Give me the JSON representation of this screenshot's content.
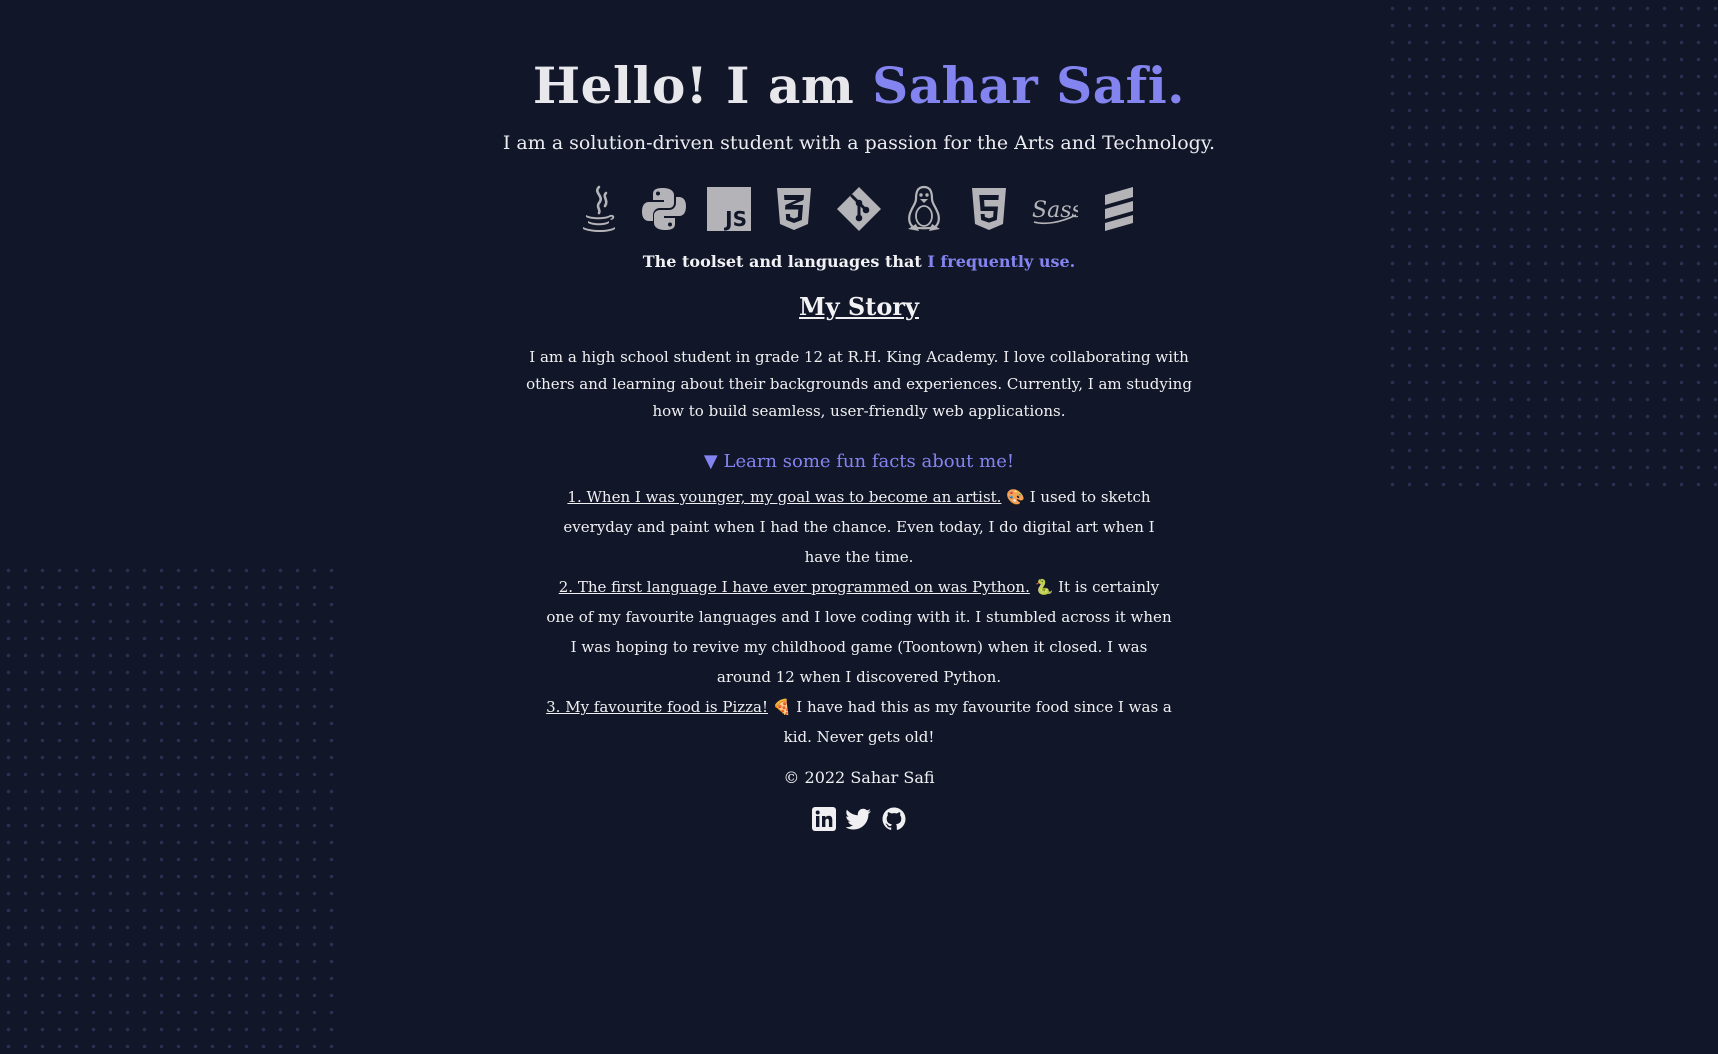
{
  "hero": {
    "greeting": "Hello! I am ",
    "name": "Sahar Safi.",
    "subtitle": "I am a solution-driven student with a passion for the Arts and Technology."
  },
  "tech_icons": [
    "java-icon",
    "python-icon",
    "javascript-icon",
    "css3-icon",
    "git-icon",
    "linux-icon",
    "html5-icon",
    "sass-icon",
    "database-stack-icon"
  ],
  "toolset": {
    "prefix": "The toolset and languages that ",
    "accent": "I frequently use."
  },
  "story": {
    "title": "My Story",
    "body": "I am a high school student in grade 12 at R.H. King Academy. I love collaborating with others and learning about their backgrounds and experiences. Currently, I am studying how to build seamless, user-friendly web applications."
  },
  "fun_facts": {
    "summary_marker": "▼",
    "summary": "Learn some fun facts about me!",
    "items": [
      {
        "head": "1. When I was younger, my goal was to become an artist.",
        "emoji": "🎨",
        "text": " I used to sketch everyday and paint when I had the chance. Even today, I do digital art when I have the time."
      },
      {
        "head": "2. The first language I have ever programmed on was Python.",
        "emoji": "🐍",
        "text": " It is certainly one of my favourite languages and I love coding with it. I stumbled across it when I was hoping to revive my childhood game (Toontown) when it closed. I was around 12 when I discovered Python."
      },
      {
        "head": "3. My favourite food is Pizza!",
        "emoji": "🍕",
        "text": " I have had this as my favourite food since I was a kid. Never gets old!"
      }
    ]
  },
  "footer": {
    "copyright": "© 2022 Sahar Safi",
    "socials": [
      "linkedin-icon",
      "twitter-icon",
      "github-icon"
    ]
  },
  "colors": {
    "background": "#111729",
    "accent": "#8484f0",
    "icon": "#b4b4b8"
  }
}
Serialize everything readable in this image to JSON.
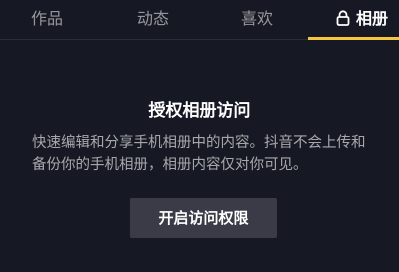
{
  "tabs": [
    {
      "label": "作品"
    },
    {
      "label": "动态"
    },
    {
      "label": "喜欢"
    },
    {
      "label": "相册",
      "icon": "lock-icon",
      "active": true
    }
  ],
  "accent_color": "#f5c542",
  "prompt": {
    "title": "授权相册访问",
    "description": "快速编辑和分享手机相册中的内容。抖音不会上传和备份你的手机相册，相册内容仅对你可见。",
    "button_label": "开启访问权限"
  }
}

Exercise aim. Repeat the preceding records precisely, and leave every picture out of the copy.

Written answer.
Give me the JSON representation of this screenshot's content.
{
  "hero": {
    "greeting": "Hello! I am ",
    "name": "Sahar Safi.",
    "subtitle": "I am a solution-driven student with a passion for the Arts and Technology."
  },
  "tech_icons": [
    "java-icon",
    "python-icon",
    "javascript-icon",
    "css3-icon",
    "git-icon",
    "linux-icon",
    "html5-icon",
    "sass-icon",
    "database-stack-icon"
  ],
  "toolset": {
    "prefix": "The toolset and languages that ",
    "accent": "I frequently use."
  },
  "story": {
    "title": "My Story",
    "body": "I am a high school student in grade 12 at R.H. King Academy. I love collaborating with others and learning about their backgrounds and experiences. Currently, I am studying how to build seamless, user-friendly web applications."
  },
  "fun_facts": {
    "summary_marker": "▼",
    "summary": "Learn some fun facts about me!",
    "items": [
      {
        "head": "1. When I was younger, my goal was to become an artist.",
        "emoji": "🎨",
        "text": " I used to sketch everyday and paint when I had the chance. Even today, I do digital art when I have the time."
      },
      {
        "head": "2. The first language I have ever programmed on was Python.",
        "emoji": "🐍",
        "text": " It is certainly one of my favourite languages and I love coding with it. I stumbled across it when I was hoping to revive my childhood game (Toontown) when it closed. I was around 12 when I discovered Python."
      },
      {
        "head": "3. My favourite food is Pizza!",
        "emoji": "🍕",
        "text": " I have had this as my favourite food since I was a kid. Never gets old!"
      }
    ]
  },
  "footer": {
    "copyright": "© 2022 Sahar Safi",
    "socials": [
      "linkedin-icon",
      "twitter-icon",
      "github-icon"
    ]
  },
  "colors": {
    "background": "#111729",
    "accent": "#8484f0",
    "icon": "#b4b4b8"
  }
}
Serialize everything readable in this image to JSON.
{
  "tabs": [
    {
      "label": "作品"
    },
    {
      "label": "动态"
    },
    {
      "label": "喜欢"
    },
    {
      "label": "相册",
      "icon": "lock-icon",
      "active": true
    }
  ],
  "accent_color": "#f5c542",
  "prompt": {
    "title": "授权相册访问",
    "description": "快速编辑和分享手机相册中的内容。抖音不会上传和备份你的手机相册，相册内容仅对你可见。",
    "button_label": "开启访问权限"
  }
}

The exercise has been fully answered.